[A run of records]
-------------------------
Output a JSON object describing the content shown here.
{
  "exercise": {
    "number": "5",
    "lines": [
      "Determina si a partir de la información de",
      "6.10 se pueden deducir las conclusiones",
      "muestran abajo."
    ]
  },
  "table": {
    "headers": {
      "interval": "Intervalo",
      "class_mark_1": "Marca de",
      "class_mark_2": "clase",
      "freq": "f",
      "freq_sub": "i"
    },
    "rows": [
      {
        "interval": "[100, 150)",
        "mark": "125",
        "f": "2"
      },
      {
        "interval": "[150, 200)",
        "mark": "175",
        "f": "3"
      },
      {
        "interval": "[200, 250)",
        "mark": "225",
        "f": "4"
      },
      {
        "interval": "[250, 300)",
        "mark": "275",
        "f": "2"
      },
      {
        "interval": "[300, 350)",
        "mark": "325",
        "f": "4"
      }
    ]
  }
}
-------------------------
**What the exercise asks:** Every entry should be output exactly as written, please.

**Problem solution:**
Output a JSON object describing the content shown here.
{
  "exercise": {
    "number": "5",
    "lines": [
      "Determina si a partir de la información de",
      "6.10 se pueden deducir las conclusiones",
      "muestran abajo."
    ]
  },
  "table": {
    "headers": {
      "interval": "Intervalo",
      "class_mark_1": "Marca de",
      "class_mark_2": "clase",
      "freq": "f",
      "freq_sub": "i"
    },
    "rows": [
      {
        "interval": "[100, 150)",
        "mark": "125",
        "f": "2"
      },
      {
        "interval": "[150, 200)",
        "mark": "175",
        "f": "3"
      },
      {
        "interval": "[200, 250)",
        "mark": "225",
        "f": "4"
      },
      {
        "interval": "[250, 300)",
        "mark": "275",
        "f": "2"
      },
      {
        "interval": "[300, 350)",
        "mark": "325",
        "f": "4"
      }
    ]
  }
}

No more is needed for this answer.